— begin —

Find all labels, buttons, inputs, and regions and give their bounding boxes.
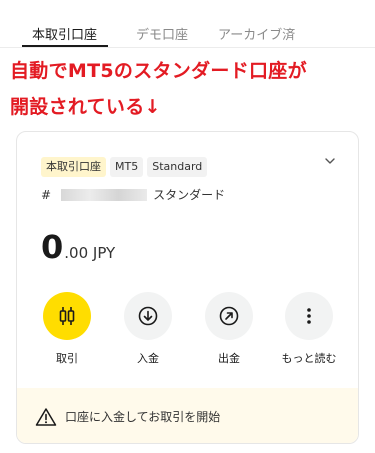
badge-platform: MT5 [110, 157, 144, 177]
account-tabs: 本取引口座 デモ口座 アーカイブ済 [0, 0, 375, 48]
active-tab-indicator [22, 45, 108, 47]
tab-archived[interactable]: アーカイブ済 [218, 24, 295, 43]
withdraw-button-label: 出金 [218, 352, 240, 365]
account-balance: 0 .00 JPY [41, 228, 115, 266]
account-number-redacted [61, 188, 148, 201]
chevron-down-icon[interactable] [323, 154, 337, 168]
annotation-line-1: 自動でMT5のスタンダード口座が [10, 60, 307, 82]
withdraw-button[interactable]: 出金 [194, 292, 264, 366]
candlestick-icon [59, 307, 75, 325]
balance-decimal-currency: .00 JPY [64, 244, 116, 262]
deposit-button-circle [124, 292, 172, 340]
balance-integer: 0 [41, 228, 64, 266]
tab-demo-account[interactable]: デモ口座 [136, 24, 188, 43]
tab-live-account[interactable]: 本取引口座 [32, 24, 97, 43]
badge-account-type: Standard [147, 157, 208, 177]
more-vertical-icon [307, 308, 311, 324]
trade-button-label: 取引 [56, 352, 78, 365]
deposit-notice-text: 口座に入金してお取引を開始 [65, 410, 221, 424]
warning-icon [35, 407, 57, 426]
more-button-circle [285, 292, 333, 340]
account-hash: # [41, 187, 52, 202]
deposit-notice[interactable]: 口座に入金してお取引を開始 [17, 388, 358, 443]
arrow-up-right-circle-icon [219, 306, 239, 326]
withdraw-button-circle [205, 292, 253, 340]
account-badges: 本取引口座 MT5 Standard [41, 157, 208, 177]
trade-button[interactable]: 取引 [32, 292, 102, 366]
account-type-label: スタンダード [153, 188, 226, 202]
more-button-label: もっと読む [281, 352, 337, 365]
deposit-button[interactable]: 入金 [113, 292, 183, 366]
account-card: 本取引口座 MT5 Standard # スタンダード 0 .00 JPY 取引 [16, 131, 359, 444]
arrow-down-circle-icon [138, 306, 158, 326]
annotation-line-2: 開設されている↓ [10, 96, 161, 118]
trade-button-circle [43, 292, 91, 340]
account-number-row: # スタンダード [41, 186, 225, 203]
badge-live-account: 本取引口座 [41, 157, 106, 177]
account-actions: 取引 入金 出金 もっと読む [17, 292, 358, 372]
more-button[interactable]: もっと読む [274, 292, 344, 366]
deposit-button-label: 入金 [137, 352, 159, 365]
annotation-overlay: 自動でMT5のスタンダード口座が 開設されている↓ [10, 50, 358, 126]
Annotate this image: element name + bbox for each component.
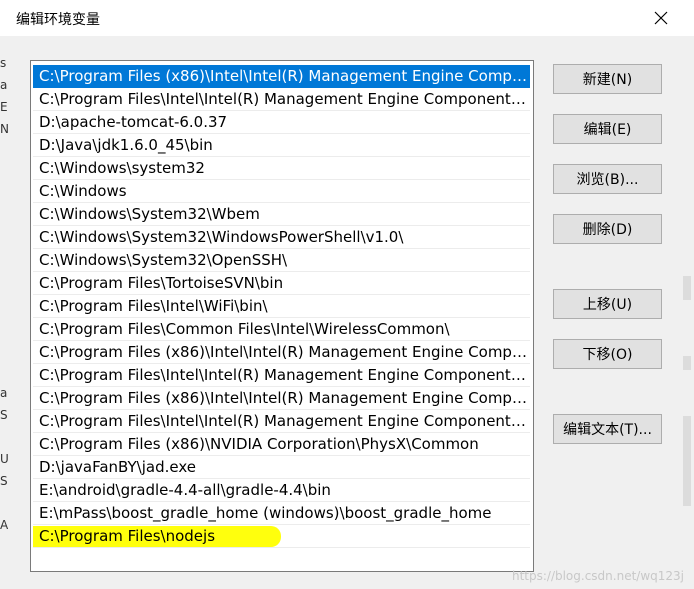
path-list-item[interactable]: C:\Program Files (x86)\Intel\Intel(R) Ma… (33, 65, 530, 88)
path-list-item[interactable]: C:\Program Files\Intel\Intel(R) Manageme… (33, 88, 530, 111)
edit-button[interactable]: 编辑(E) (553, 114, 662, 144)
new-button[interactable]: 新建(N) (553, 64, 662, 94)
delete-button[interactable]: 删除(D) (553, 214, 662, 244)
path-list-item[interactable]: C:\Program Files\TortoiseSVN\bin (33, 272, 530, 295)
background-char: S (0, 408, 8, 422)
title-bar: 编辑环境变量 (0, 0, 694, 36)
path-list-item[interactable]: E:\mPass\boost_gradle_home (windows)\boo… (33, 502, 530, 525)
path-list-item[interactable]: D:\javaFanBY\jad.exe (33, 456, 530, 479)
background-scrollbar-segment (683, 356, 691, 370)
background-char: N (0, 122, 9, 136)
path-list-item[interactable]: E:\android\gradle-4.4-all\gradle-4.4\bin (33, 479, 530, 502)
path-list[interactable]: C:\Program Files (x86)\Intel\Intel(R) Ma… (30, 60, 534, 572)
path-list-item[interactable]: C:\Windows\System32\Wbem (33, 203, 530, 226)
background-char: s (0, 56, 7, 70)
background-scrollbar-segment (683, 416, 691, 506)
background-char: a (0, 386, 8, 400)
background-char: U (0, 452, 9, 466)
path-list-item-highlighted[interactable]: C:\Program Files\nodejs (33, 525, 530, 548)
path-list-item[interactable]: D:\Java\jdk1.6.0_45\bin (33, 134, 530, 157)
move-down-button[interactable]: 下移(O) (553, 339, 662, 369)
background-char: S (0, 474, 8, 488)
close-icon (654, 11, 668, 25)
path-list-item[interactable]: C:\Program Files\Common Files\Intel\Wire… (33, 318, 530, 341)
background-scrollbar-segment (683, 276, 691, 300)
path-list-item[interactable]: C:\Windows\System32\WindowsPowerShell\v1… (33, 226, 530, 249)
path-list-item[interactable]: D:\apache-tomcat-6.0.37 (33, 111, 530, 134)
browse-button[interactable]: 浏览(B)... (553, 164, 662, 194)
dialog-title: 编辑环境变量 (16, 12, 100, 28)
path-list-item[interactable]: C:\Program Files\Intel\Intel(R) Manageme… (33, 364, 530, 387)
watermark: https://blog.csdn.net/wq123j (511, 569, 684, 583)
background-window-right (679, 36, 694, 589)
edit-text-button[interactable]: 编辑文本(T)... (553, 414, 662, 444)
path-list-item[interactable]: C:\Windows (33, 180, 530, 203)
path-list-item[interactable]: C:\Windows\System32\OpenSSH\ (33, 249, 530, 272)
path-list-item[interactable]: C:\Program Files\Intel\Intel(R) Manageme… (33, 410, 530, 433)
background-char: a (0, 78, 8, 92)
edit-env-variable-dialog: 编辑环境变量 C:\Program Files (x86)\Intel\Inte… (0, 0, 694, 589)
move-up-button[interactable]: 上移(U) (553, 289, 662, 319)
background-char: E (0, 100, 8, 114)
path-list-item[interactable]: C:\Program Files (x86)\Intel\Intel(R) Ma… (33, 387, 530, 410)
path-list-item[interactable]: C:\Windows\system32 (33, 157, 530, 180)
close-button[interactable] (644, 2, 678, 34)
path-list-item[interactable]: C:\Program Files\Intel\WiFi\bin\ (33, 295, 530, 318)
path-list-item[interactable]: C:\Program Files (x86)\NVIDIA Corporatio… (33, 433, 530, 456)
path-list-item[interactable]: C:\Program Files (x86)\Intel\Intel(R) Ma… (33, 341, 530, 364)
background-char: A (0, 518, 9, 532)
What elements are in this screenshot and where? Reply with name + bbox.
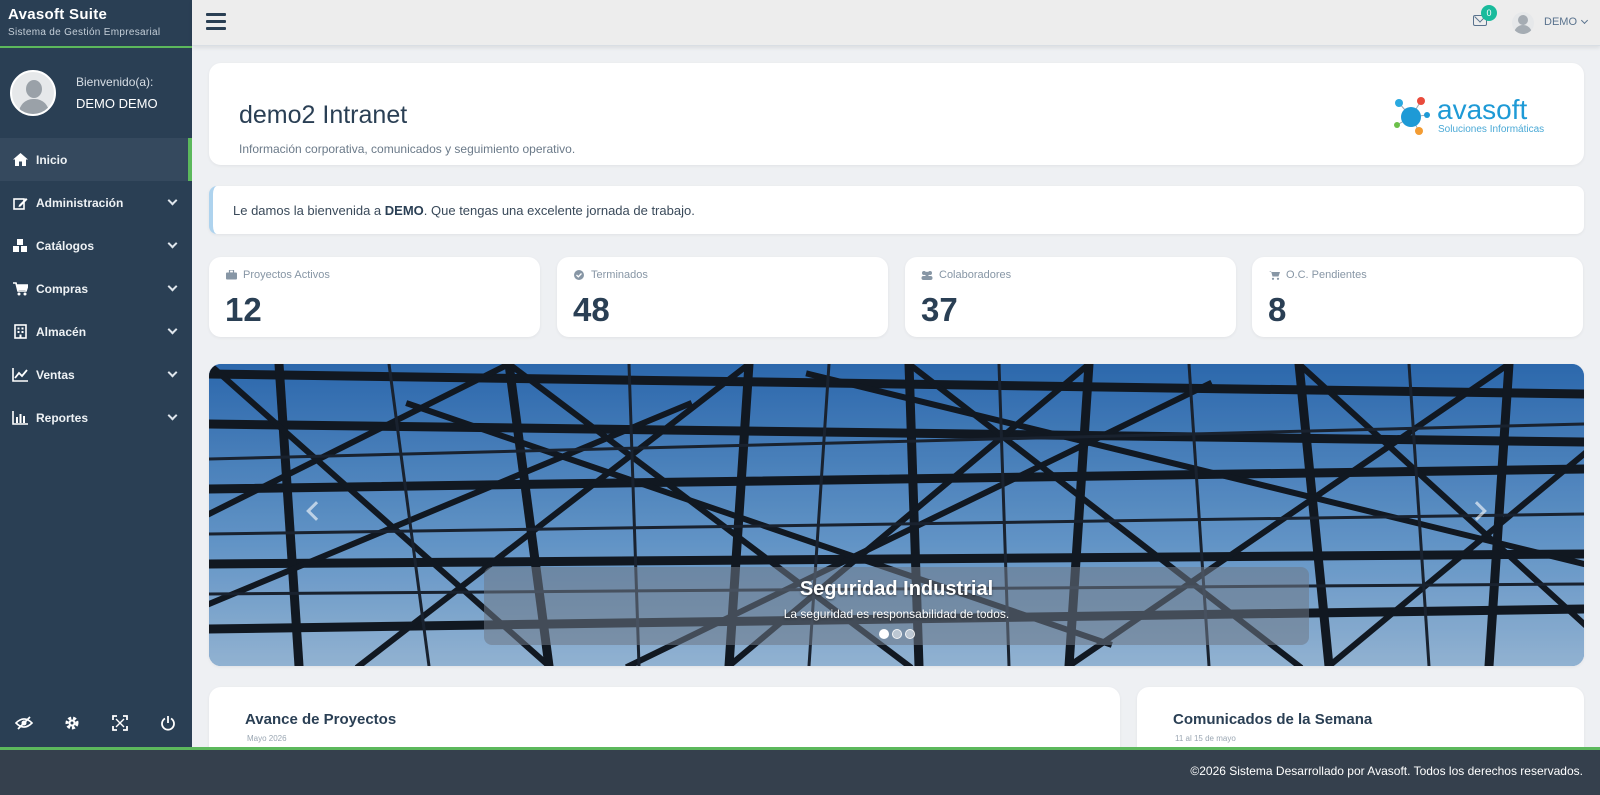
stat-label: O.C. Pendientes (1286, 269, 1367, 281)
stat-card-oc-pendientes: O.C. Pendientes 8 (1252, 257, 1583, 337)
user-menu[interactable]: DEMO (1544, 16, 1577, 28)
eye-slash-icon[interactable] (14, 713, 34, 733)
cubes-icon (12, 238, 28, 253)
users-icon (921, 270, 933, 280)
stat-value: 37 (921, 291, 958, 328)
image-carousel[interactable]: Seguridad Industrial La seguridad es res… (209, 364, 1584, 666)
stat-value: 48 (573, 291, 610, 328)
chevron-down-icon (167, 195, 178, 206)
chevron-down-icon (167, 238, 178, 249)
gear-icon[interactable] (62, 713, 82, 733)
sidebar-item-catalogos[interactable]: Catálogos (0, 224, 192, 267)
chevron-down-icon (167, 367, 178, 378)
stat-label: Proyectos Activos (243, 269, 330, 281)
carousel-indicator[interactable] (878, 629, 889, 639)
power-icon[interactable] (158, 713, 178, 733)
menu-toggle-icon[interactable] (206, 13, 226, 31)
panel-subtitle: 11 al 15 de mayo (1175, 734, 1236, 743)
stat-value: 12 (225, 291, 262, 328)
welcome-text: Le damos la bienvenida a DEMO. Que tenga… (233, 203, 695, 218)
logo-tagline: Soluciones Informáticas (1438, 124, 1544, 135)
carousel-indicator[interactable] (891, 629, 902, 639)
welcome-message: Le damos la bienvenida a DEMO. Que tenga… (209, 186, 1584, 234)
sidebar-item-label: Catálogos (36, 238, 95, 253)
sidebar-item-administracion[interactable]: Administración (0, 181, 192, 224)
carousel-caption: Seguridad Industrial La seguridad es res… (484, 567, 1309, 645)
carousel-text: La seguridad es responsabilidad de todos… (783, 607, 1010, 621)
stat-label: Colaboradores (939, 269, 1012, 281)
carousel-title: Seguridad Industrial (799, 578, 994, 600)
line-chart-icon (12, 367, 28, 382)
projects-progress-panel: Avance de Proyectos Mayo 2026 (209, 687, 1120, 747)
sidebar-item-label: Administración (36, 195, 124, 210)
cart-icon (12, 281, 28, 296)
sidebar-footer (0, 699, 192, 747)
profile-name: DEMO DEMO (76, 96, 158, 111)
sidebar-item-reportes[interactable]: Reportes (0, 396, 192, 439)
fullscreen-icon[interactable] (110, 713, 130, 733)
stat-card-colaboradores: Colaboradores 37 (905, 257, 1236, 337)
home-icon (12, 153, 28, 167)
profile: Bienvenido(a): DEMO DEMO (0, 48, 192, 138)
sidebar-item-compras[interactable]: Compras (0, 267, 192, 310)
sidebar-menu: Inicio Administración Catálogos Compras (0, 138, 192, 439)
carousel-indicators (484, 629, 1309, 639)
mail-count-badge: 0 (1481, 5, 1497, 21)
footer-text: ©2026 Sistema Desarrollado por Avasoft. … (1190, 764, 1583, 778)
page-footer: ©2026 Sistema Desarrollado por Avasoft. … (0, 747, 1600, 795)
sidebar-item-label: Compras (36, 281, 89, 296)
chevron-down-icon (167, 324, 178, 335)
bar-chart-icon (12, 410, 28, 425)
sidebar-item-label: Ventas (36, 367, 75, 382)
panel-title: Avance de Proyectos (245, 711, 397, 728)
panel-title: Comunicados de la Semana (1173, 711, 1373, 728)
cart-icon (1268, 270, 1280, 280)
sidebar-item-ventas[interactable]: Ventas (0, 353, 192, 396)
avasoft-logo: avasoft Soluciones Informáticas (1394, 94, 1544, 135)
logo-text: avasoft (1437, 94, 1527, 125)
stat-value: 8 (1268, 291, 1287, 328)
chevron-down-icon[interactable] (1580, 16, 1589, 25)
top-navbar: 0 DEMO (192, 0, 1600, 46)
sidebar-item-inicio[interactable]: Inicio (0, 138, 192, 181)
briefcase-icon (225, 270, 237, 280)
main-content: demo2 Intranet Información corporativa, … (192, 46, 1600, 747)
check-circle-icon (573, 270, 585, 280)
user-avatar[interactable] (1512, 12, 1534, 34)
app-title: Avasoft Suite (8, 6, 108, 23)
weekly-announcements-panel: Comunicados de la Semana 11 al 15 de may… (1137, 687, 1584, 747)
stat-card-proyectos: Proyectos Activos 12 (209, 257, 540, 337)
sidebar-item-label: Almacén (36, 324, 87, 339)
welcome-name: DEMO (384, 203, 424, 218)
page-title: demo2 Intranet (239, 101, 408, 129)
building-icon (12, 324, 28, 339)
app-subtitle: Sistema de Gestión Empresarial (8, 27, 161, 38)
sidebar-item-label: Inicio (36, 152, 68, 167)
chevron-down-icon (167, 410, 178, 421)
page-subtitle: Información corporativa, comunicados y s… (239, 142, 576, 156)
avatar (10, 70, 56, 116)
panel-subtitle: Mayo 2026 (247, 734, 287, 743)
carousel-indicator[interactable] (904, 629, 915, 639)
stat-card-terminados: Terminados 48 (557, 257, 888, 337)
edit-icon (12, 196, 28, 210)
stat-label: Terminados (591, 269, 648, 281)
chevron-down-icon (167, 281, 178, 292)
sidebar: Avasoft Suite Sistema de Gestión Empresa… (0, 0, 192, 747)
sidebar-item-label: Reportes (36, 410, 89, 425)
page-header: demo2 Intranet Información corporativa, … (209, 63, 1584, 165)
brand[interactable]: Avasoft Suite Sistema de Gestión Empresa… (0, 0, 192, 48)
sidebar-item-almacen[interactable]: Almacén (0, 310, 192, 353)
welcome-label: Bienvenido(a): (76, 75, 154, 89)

— end —

## [What to do]
Reproduce the listing lines above word for word, beginning at the line that contains "65, 530, 88)" and stopping after the line that contains "background-char: a (0, 386, 8, 400)".

## [Result of the task]
path-list-item[interactable]: C:\Program Files (x86)\Intel\Intel(R) Ma… (33, 65, 530, 88)
path-list-item[interactable]: C:\Program Files\Intel\Intel(R) Manageme… (33, 88, 530, 111)
edit-button[interactable]: 编辑(E) (553, 114, 662, 144)
new-button[interactable]: 新建(N) (553, 64, 662, 94)
delete-button[interactable]: 删除(D) (553, 214, 662, 244)
path-list-item[interactable]: C:\Program Files\TortoiseSVN\bin (33, 272, 530, 295)
background-char: S (0, 408, 8, 422)
title-bar: 编辑环境变量 (0, 0, 694, 36)
path-list-item[interactable]: E:\mPass\boost_gradle_home (windows)\boo… (33, 502, 530, 525)
path-list-item[interactable]: D:\javaFanBY\jad.exe (33, 456, 530, 479)
background-scrollbar-segment (683, 356, 691, 370)
background-char: N (0, 122, 9, 136)
path-list-item[interactable]: E:\android\gradle-4.4-all\gradle-4.4\bin (33, 479, 530, 502)
path-list[interactable]: C:\Program Files (x86)\Intel\Intel(R) Ma… (30, 60, 534, 572)
path-list-item[interactable]: C:\Windows\System32\Wbem (33, 203, 530, 226)
background-char: s (0, 56, 7, 70)
background-scrollbar-segment (683, 416, 691, 506)
background-char: a (0, 386, 8, 400)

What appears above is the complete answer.